§ WHAT TO DO:
Show only lines that include "data".

(Stored items)
>>>>>
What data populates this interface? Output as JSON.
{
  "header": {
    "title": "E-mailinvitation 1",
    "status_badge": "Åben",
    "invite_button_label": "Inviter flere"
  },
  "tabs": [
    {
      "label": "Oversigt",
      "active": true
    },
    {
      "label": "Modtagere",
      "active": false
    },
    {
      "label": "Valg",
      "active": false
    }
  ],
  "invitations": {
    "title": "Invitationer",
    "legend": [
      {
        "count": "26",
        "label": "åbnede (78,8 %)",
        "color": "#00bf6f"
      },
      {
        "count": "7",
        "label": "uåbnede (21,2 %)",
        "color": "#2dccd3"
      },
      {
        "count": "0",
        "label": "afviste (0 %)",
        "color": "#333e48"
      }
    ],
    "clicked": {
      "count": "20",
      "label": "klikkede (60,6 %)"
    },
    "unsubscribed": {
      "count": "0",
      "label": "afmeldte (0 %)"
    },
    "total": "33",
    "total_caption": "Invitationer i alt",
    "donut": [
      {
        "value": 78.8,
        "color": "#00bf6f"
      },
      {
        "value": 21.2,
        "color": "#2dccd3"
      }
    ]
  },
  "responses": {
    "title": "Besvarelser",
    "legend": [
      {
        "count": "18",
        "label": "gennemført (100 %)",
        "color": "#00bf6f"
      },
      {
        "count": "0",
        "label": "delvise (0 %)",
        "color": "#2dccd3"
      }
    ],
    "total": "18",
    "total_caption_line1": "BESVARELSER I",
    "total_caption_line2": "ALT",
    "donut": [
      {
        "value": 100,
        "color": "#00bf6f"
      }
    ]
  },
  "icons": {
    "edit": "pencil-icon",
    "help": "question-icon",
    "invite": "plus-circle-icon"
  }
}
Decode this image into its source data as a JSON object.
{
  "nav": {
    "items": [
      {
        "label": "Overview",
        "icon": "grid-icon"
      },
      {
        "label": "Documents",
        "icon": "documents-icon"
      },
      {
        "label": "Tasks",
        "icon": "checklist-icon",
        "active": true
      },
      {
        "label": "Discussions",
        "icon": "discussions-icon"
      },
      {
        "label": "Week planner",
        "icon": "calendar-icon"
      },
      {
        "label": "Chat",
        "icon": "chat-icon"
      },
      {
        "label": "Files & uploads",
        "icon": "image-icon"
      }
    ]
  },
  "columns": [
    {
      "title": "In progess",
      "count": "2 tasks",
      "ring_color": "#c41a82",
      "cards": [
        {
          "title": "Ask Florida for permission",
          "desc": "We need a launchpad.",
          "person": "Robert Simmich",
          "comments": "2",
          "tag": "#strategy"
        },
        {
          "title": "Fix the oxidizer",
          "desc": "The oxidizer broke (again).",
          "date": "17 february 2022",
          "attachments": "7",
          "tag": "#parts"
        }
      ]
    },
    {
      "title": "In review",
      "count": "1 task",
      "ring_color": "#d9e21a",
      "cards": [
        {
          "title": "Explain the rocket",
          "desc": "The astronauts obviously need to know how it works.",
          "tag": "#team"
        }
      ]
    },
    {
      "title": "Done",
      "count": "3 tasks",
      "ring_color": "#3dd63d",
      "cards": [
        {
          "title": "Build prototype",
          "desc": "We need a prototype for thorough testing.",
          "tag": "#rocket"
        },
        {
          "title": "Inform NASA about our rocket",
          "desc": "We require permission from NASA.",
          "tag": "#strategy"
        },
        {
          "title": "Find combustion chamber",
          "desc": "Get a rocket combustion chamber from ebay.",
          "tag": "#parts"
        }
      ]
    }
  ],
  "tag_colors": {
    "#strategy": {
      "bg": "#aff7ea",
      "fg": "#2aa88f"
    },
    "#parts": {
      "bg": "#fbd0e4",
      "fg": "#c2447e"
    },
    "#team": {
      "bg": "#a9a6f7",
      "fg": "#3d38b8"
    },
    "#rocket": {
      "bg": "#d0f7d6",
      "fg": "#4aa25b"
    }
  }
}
<<<<<
§ CORRECT OUTPUT:
What data populates this interface? Output as JSON.
Decode this image into its source data as a JSON object.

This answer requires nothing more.